[Collected data]

----

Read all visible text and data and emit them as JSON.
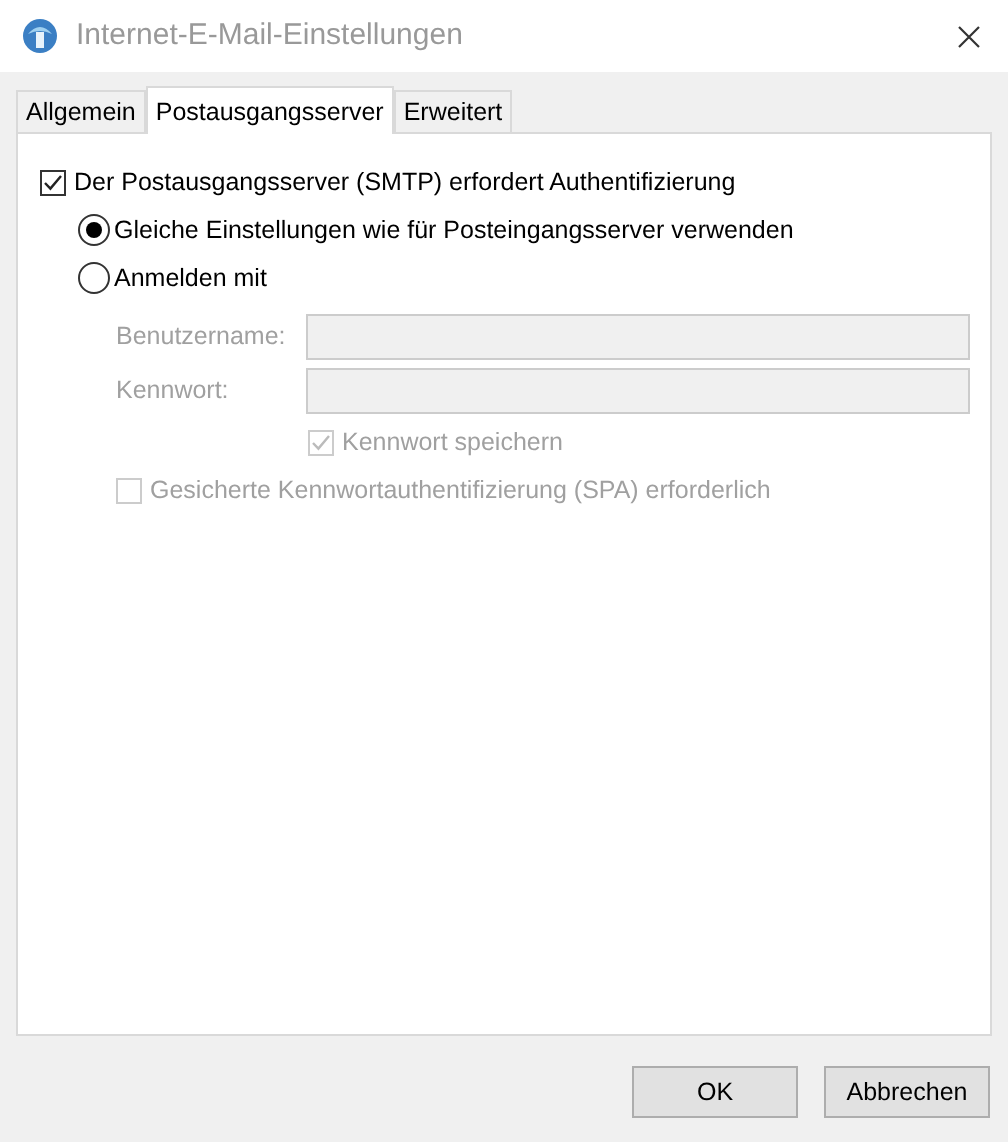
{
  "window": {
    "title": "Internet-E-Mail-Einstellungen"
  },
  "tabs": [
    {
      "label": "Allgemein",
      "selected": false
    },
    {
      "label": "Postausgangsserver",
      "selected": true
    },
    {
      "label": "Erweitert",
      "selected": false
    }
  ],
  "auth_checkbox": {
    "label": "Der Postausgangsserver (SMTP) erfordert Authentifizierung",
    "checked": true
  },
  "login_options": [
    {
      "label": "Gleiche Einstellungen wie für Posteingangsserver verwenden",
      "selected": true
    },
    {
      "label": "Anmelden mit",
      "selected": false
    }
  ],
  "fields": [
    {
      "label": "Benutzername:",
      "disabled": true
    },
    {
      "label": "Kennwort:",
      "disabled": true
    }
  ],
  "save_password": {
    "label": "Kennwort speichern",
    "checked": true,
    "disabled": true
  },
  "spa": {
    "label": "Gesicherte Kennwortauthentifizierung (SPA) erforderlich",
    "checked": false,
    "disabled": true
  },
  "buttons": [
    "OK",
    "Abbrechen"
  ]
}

----

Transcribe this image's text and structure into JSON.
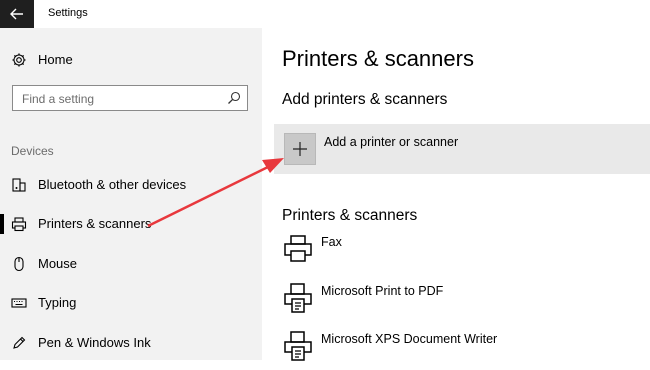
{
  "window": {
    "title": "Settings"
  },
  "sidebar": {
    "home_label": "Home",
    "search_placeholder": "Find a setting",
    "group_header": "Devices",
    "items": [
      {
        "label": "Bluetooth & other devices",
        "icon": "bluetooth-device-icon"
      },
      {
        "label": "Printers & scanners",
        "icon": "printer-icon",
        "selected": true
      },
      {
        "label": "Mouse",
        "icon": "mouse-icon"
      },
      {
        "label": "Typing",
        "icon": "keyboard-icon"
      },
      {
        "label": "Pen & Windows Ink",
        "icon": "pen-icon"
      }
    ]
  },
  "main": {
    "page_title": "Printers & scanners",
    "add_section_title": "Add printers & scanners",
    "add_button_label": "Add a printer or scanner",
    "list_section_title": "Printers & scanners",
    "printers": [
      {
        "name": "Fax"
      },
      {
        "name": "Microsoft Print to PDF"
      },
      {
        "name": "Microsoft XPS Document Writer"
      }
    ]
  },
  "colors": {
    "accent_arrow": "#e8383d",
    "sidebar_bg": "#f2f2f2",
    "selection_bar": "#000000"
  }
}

----

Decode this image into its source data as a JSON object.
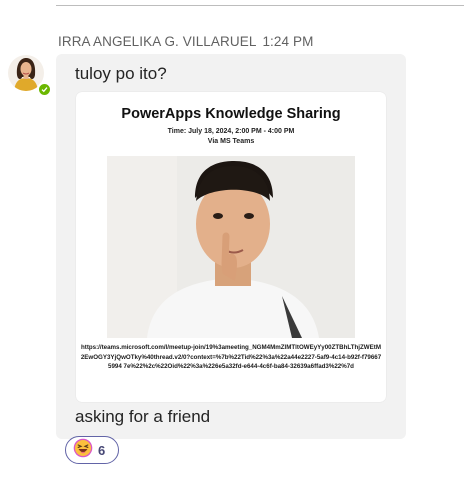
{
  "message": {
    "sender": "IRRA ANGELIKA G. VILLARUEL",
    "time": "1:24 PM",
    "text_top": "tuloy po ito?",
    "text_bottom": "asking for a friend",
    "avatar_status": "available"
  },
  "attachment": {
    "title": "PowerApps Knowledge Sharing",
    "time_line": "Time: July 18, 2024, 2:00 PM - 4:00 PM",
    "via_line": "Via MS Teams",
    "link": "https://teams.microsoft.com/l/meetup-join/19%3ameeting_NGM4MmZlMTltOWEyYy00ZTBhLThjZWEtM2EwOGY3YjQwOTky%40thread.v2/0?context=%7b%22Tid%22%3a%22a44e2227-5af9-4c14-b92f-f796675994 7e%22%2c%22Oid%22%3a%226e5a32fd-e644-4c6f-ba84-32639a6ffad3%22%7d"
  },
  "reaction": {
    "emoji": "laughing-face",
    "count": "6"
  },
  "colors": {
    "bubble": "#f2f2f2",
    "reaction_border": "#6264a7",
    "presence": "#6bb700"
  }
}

----

*SET PROBLEM*. Check each line of the records above for "icon", and copy those that have it.

*COMPLETED EXERCISE*.
        "icon": "bluetooth-device-icon"
        "icon": "printer-icon",
        "icon": "mouse-icon"
        "icon": "keyboard-icon"
        "icon": "pen-icon"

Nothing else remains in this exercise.